* **Task goal**: Express the items from the start of the records through the line containing "- field-cell: [479, 128, 486, 133]" as a JSON list of strings, with one string per line and blank lines omitted.
>> start Material for the task
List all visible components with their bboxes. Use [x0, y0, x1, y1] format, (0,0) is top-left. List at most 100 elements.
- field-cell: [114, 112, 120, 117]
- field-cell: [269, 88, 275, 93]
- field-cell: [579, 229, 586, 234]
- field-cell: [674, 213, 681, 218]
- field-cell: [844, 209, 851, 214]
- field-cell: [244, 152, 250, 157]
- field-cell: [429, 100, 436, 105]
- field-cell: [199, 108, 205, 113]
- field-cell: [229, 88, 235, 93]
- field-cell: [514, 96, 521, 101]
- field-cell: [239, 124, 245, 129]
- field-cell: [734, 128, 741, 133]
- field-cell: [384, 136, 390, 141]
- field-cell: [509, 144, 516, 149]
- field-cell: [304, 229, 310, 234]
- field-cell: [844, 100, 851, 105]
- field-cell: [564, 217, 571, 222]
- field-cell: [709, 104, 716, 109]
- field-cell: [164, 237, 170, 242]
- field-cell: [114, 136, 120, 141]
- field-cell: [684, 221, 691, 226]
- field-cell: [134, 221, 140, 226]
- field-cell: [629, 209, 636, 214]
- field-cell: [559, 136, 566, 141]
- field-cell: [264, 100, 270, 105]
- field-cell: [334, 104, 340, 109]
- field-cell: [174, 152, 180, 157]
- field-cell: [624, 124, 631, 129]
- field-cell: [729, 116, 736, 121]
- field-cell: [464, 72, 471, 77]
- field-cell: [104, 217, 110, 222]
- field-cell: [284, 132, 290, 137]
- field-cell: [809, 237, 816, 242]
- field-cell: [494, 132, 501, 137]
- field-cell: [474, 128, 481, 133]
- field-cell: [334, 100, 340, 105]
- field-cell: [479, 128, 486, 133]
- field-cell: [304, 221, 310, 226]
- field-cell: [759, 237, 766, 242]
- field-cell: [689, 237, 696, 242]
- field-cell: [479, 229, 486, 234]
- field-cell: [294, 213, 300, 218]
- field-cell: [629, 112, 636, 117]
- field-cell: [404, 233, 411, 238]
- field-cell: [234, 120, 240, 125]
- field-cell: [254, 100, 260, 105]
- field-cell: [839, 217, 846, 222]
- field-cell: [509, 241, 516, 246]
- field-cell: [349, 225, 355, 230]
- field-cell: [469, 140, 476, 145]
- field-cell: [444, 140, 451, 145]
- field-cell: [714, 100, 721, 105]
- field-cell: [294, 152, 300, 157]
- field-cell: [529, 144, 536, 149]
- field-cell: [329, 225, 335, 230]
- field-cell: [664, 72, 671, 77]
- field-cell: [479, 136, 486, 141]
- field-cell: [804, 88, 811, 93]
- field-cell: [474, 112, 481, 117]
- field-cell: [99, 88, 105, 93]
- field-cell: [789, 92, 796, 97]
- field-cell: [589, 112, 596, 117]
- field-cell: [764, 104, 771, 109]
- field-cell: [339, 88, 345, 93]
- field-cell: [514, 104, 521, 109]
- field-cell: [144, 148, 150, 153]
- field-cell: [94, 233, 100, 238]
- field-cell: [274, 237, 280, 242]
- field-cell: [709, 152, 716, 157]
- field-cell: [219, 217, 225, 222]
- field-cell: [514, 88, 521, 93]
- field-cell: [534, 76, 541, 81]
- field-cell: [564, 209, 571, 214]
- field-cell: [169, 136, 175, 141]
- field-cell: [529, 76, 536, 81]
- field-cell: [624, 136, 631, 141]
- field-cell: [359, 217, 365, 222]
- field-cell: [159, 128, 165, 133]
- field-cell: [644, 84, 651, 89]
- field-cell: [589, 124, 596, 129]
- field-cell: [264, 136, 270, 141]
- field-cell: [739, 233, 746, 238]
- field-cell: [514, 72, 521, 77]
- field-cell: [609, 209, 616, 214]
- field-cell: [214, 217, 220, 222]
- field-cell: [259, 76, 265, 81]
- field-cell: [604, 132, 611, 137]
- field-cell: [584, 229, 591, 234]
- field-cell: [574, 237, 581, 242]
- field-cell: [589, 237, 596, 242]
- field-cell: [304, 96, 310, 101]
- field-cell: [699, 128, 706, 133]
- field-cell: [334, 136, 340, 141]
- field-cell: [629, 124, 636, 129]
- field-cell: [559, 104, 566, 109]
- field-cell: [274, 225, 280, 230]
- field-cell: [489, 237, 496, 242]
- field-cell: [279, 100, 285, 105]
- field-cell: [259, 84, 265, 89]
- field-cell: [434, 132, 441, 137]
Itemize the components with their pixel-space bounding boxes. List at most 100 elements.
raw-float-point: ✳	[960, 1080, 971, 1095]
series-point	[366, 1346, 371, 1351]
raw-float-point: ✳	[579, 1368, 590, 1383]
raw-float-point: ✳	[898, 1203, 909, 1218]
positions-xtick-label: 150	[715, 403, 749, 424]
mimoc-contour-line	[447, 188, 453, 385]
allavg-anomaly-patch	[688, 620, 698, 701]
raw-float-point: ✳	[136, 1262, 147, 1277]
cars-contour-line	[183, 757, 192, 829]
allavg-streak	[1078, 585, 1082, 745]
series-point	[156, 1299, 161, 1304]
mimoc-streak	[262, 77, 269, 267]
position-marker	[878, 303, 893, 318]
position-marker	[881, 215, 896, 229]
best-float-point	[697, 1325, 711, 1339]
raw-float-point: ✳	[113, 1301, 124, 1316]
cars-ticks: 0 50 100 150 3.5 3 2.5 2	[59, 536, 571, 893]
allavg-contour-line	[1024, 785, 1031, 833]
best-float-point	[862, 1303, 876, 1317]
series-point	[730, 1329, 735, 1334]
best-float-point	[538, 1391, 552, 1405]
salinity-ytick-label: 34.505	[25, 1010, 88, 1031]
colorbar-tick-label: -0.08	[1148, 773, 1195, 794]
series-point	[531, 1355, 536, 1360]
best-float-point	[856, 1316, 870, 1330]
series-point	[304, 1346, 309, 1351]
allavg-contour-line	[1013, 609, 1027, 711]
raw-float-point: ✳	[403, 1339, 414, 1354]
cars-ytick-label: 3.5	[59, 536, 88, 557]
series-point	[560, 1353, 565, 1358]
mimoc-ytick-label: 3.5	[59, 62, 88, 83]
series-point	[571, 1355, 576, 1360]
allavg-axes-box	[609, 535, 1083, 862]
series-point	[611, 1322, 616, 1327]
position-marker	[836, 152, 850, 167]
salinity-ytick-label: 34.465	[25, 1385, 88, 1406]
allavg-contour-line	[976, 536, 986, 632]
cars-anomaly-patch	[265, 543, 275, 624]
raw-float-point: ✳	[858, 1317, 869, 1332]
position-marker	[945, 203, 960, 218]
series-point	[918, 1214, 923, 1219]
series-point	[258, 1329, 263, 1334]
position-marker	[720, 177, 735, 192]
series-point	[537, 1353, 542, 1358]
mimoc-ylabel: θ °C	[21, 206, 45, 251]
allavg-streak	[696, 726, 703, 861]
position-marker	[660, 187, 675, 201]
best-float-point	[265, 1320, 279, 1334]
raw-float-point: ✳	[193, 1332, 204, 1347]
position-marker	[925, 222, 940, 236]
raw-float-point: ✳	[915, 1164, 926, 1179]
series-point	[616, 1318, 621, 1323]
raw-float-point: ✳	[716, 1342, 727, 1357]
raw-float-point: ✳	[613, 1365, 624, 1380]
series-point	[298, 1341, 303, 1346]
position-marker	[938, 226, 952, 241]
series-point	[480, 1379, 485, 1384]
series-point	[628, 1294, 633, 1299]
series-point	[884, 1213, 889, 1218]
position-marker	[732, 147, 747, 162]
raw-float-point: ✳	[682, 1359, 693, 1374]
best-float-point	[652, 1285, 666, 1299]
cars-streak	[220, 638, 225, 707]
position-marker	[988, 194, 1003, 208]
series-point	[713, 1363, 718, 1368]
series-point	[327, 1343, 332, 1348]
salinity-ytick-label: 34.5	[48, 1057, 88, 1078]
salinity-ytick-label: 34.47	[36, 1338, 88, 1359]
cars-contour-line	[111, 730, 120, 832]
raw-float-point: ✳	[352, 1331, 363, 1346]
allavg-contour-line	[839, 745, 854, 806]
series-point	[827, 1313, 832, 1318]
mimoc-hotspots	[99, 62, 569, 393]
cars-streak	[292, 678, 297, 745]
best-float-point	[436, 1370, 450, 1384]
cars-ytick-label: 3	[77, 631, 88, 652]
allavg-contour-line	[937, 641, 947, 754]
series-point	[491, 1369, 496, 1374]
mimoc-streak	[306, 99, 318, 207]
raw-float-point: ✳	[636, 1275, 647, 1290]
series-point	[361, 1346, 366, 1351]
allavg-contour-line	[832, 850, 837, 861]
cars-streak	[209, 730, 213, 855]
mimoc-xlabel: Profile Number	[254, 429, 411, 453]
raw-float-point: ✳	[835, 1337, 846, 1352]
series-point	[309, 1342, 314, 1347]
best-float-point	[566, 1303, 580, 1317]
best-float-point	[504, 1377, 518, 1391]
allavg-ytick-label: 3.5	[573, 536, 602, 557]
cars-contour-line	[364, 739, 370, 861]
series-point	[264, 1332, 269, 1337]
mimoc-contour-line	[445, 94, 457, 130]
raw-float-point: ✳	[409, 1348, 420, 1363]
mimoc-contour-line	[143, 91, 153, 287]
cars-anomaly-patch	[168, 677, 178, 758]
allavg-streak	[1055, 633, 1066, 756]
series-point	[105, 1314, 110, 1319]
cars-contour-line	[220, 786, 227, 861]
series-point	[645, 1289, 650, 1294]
>> end Material for the task
* **Right answer**:
[
  "List all visible components with their bboxes. Use [x0, y0, x1, y1] format, (0,0) is top-left. List at most 100 elements.",
  "- field-cell: [114, 112, 120, 117]",
  "- field-cell: [269, 88, 275, 93]",
  "- field-cell: [579, 229, 586, 234]",
  "- field-cell: [674, 213, 681, 218]",
  "- field-cell: [844, 209, 851, 214]",
  "- field-cell: [244, 152, 250, 157]",
  "- field-cell: [429, 100, 436, 105]",
  "- field-cell: [199, 108, 205, 113]",
  "- field-cell: [229, 88, 235, 93]",
  "- field-cell: [514, 96, 521, 101]",
  "- field-cell: [239, 124, 245, 129]",
  "- field-cell: [734, 128, 741, 133]",
  "- field-cell: [384, 136, 390, 141]",
  "- field-cell: [509, 144, 516, 149]",
  "- field-cell: [304, 229, 310, 234]",
  "- field-cell: [844, 100, 851, 105]",
  "- field-cell: [564, 217, 571, 222]",
  "- field-cell: [709, 104, 716, 109]",
  "- field-cell: [164, 237, 170, 242]",
  "- field-cell: [114, 136, 120, 141]",
  "- field-cell: [684, 221, 691, 226]",
  "- field-cell: [134, 221, 140, 226]",
  "- field-cell: [629, 209, 636, 214]",
  "- field-cell: [559, 136, 566, 141]",
  "- field-cell: [264, 100, 270, 105]",
  "- field-cell: [334, 104, 340, 109]",
  "- field-cell: [174, 152, 180, 157]",
  "- field-cell: [624, 124, 631, 129]",
  "- field-cell: [729, 116, 736, 121]",
  "- field-cell: [464, 72, 471, 77]",
  "- field-cell: [104, 217, 110, 222]",
  "- field-cell: [284, 132, 290, 137]",
  "- field-cell: [809, 237, 816, 242]",
  "- field-cell: [494, 132, 501, 137]",
  "- field-cell: [474, 128, 481, 133]",
  "- field-cell: [334, 100, 340, 105]",
  "- field-cell: [479, 128, 486, 133]"
]